Extracted information:
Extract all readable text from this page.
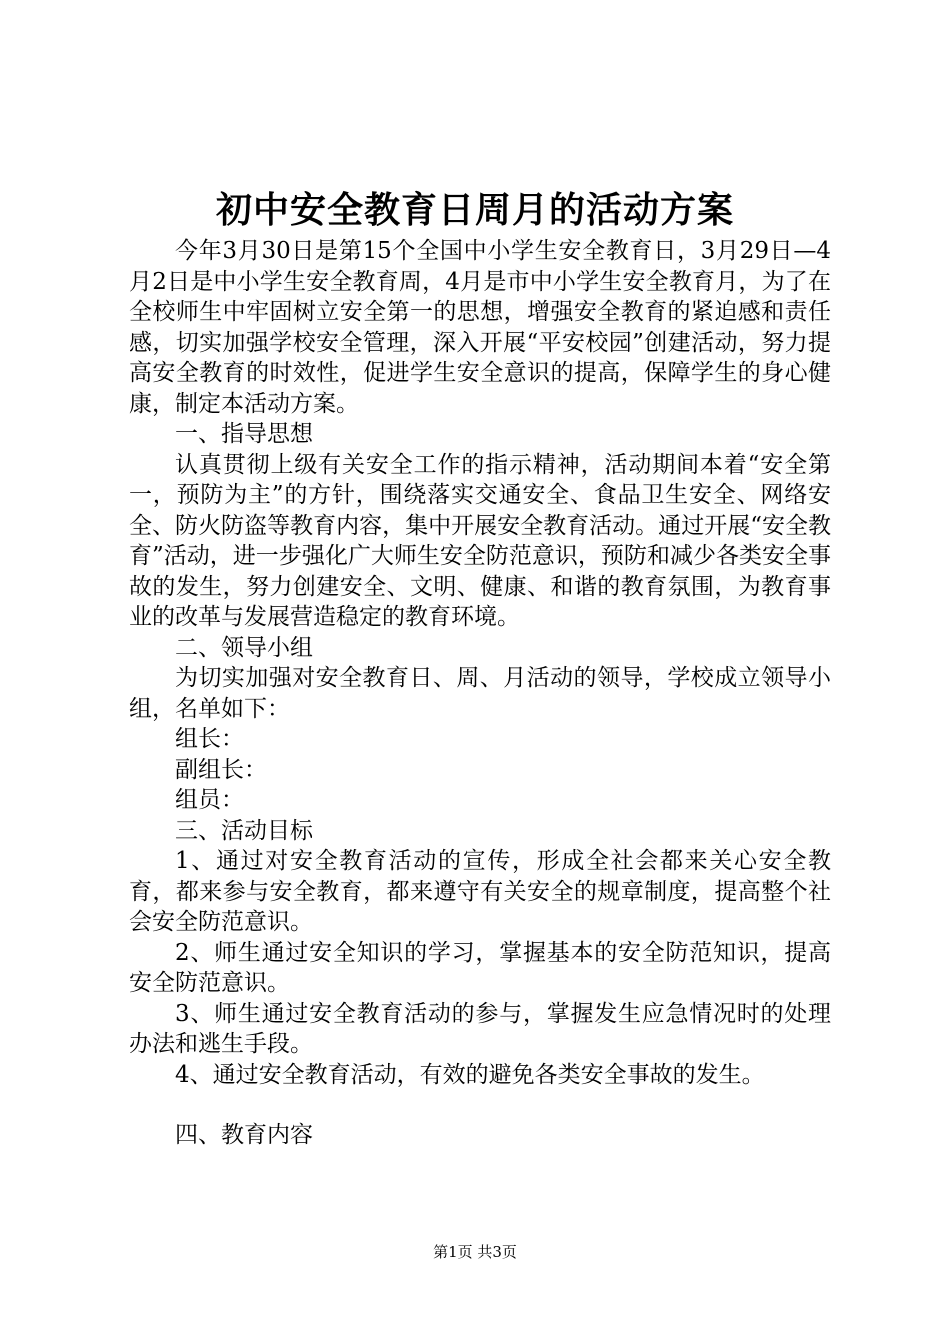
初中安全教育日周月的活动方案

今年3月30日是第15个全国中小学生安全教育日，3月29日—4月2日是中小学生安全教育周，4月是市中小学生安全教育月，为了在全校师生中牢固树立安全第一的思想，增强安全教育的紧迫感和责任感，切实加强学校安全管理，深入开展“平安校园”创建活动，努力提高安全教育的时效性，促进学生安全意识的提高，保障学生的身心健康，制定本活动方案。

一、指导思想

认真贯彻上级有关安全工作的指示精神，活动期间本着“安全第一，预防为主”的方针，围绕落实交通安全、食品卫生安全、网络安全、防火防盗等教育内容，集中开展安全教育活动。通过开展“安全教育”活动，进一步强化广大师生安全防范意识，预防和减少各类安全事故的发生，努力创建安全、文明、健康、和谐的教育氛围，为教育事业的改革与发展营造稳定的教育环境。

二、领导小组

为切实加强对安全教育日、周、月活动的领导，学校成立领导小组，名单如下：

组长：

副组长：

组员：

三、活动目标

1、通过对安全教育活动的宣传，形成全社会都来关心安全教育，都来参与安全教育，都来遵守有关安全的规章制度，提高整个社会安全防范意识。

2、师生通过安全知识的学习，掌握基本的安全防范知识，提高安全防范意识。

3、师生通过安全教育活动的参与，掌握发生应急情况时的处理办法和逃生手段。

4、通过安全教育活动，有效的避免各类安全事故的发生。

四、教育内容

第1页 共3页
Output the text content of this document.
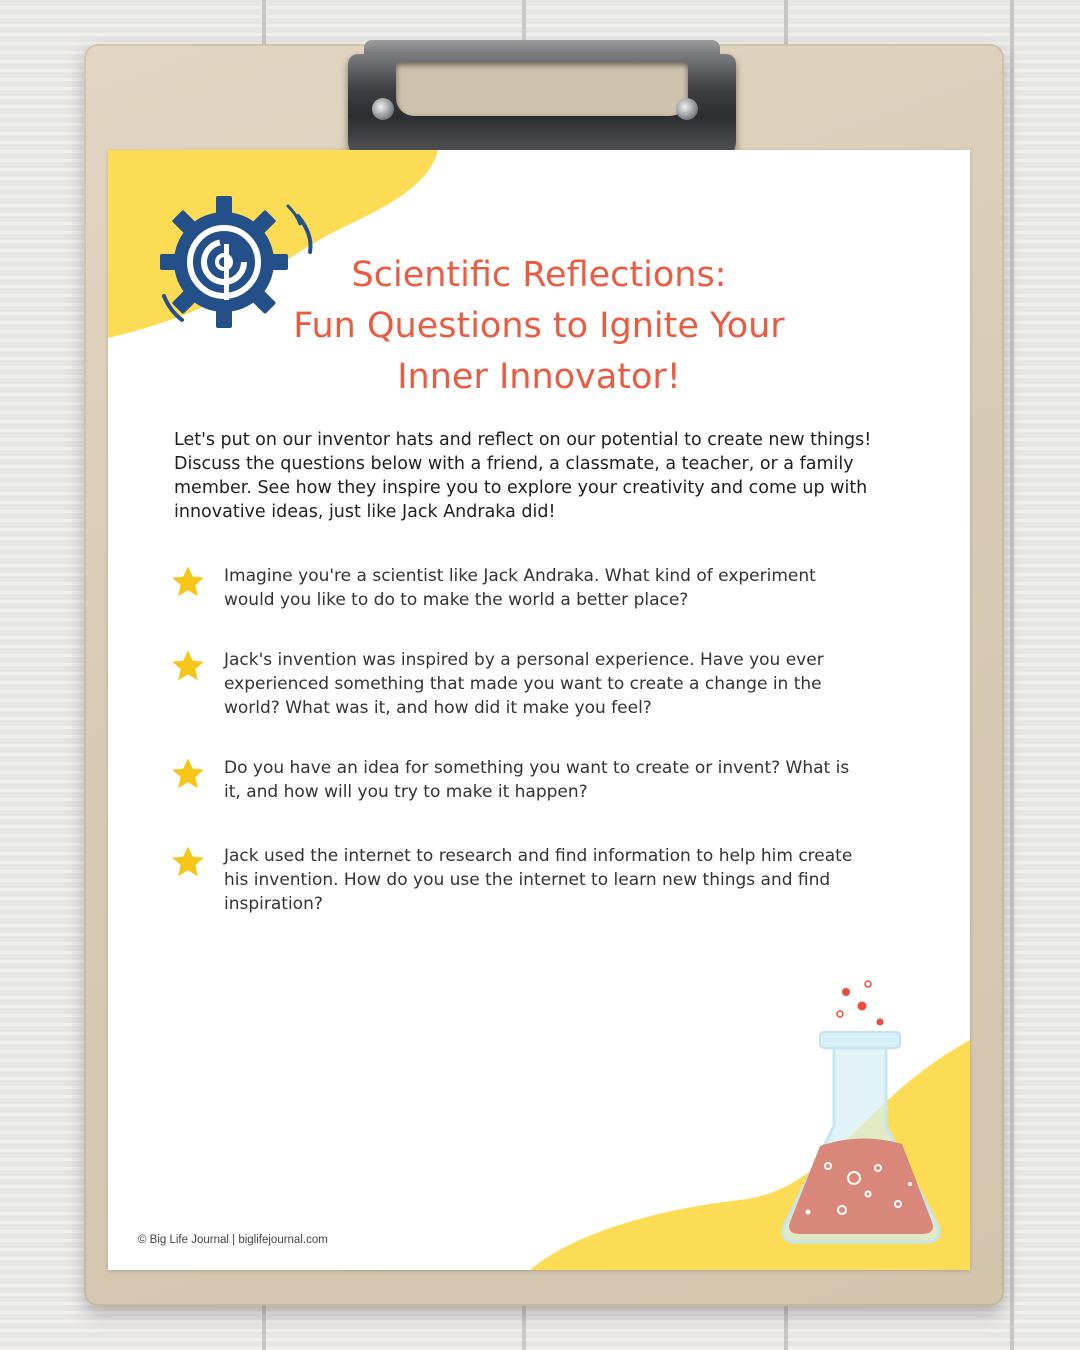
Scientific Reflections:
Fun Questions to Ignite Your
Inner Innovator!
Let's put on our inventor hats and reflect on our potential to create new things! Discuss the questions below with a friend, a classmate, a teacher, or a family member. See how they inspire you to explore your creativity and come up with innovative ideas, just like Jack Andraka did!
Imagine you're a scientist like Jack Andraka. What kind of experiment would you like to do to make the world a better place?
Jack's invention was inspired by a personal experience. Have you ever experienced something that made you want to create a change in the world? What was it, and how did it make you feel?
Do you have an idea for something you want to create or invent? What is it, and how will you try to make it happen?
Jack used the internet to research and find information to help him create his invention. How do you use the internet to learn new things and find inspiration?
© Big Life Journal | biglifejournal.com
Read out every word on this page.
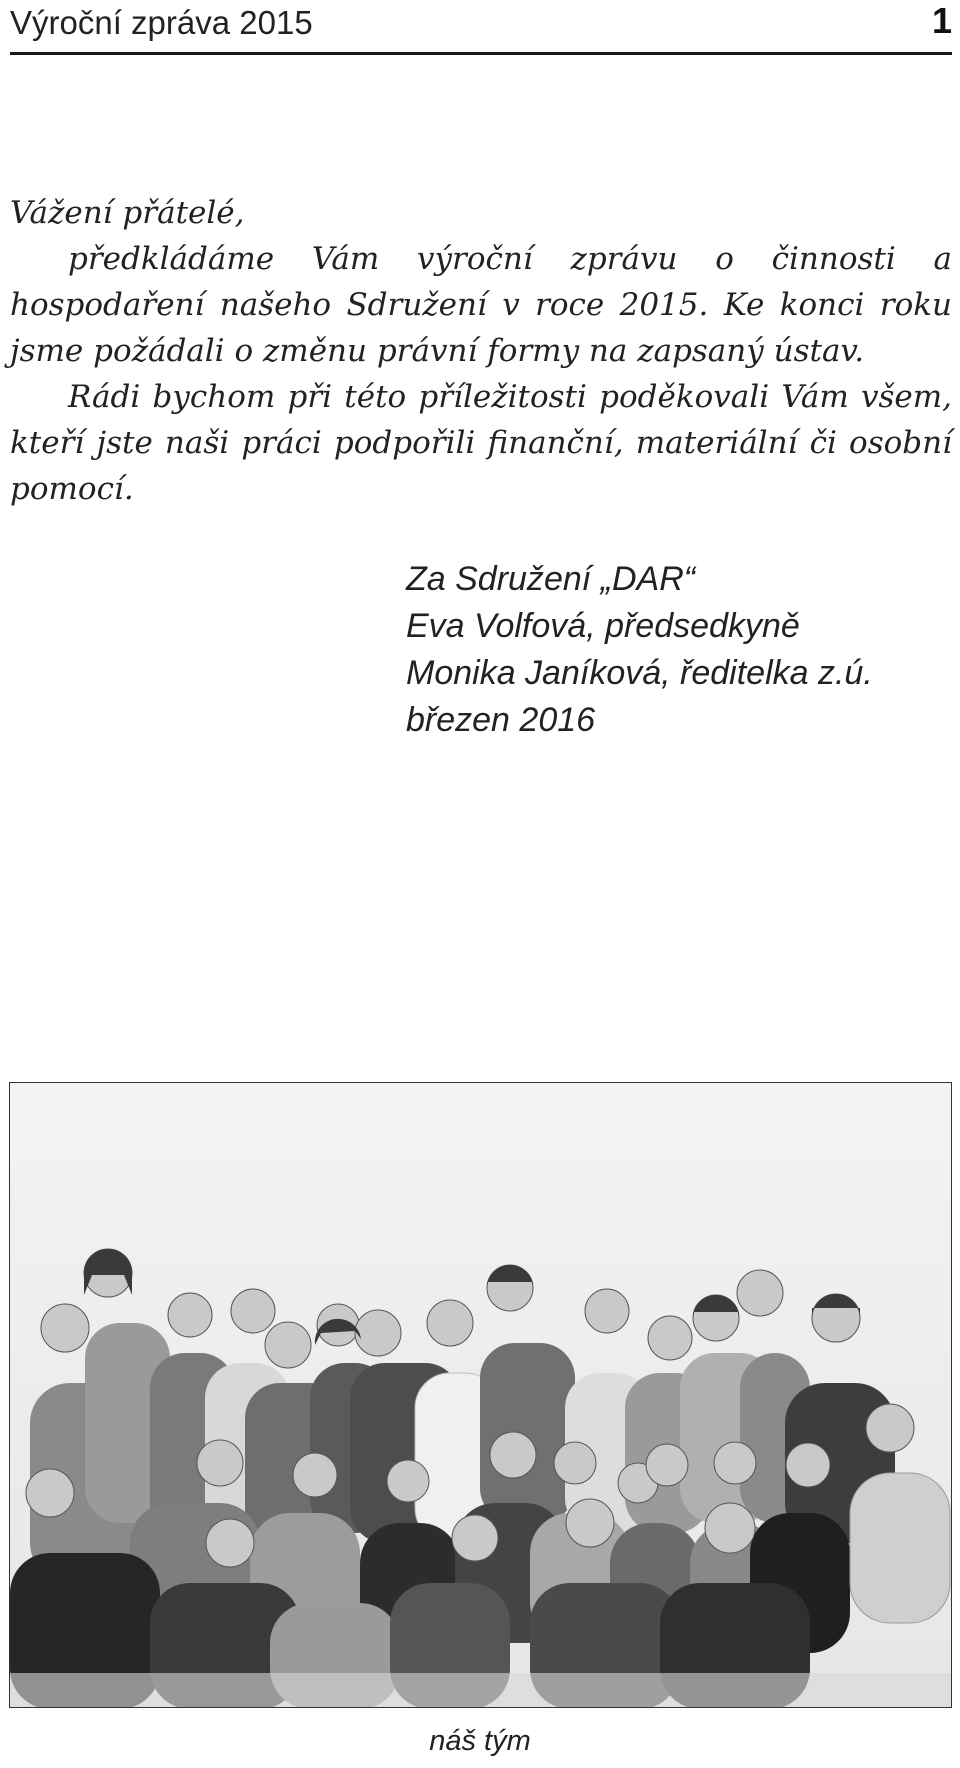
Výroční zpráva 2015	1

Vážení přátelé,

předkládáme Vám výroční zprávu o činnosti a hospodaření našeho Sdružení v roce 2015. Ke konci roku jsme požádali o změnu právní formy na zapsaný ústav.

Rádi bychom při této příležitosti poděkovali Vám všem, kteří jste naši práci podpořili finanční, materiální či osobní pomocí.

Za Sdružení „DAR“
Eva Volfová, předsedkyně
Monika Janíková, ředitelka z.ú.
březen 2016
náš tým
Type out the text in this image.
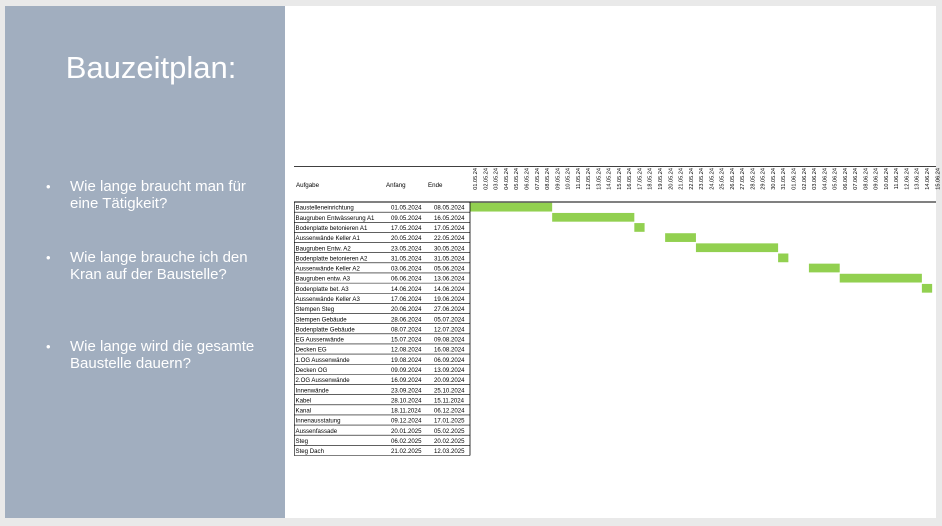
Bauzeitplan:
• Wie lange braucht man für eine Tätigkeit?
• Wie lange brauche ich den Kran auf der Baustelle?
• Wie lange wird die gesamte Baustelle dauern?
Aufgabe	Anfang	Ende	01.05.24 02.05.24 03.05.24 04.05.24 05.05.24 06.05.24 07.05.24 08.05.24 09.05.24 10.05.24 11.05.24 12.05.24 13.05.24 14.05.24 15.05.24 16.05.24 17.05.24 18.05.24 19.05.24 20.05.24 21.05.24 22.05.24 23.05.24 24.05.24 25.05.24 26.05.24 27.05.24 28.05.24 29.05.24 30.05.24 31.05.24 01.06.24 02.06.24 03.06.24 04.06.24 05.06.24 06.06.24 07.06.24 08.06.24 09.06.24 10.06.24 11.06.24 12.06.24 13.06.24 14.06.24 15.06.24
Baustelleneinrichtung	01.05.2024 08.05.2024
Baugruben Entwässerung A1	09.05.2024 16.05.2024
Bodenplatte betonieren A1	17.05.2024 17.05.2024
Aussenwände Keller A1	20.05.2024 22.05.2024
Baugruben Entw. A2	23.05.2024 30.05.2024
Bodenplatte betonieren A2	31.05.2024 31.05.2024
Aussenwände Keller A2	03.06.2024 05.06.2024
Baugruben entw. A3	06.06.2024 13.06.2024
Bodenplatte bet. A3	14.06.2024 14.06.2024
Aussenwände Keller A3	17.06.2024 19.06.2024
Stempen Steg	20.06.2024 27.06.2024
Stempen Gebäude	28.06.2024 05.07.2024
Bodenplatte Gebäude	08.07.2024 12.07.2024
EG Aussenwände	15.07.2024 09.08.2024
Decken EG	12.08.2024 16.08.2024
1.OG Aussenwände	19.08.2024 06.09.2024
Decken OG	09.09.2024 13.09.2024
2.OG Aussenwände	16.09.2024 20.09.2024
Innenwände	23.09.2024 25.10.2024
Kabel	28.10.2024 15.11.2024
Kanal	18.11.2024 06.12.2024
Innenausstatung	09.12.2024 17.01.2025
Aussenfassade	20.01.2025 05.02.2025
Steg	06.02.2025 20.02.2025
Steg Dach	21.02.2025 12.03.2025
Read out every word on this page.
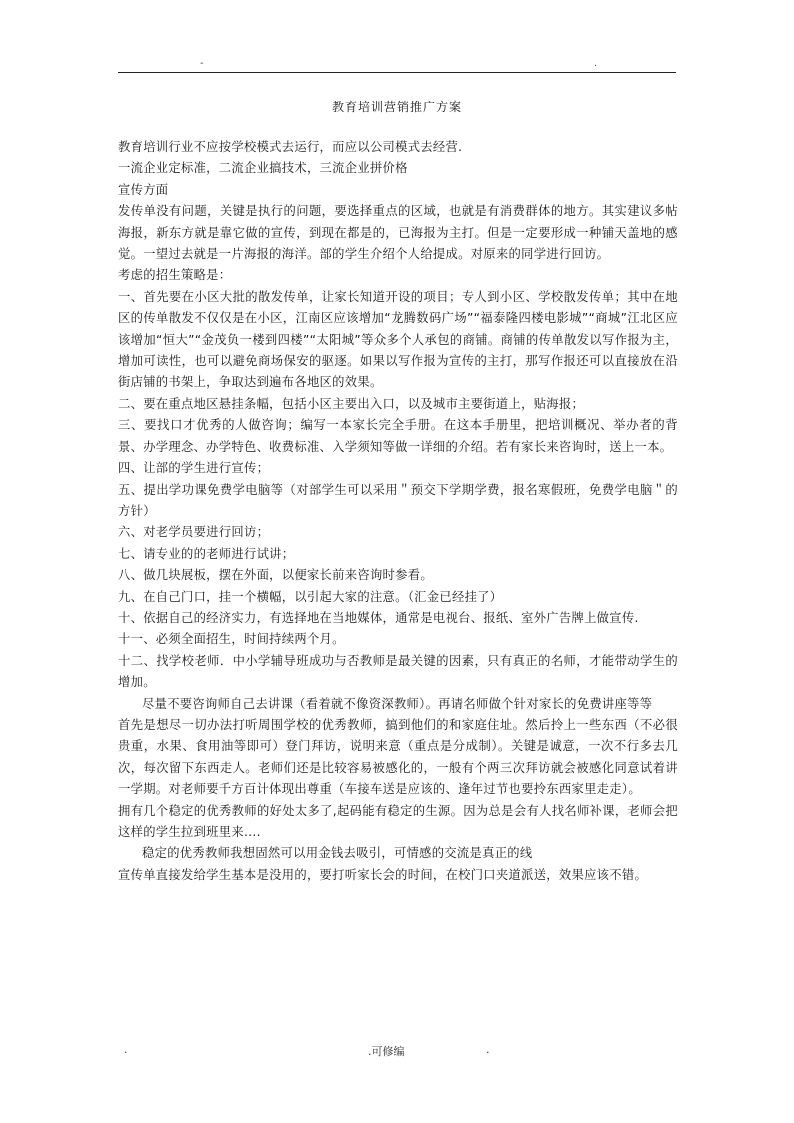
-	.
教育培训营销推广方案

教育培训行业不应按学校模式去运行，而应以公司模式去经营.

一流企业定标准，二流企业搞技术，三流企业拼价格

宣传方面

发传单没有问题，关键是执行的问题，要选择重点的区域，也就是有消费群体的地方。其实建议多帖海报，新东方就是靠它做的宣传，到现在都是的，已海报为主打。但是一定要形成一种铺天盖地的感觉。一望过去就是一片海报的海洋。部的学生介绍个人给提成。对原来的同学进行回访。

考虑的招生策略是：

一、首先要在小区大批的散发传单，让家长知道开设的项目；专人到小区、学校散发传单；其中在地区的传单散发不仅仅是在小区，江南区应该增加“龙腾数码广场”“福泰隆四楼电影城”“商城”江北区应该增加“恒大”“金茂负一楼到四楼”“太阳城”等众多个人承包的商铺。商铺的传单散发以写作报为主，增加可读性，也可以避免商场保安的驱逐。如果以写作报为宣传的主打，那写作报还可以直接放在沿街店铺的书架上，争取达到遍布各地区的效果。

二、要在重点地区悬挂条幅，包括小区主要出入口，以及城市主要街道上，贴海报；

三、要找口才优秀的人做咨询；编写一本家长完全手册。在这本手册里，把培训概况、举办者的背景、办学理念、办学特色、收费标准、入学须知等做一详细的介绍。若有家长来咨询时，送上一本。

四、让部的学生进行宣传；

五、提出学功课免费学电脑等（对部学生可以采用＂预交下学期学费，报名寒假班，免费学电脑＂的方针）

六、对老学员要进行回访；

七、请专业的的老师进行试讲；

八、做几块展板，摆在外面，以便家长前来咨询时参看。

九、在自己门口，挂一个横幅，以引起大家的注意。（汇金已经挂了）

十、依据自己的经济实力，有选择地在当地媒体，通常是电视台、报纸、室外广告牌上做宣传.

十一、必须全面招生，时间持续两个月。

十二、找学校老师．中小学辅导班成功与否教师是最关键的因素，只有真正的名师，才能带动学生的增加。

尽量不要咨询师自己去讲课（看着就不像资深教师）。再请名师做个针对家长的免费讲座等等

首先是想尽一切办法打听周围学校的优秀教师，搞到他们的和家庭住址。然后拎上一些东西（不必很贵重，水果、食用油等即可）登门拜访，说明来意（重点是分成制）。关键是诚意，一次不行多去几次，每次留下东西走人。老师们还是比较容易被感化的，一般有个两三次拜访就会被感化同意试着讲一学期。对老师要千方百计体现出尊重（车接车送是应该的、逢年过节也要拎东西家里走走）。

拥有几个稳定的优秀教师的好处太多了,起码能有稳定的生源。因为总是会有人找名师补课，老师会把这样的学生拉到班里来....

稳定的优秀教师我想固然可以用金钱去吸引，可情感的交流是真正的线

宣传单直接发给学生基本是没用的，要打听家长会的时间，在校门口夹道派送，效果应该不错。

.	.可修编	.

Direction: Show the lines from the data above that contain the string "Bodenplatte".

In response:
Bodenplatte betonieren A1	17.05.2024 17.05.2024
Bodenplatte betonieren A2	31.05.2024 31.05.2024
Bodenplatte bet. A3	14.06.2024 14.06.2024
Bodenplatte Gebäude	08.07.2024 12.07.2024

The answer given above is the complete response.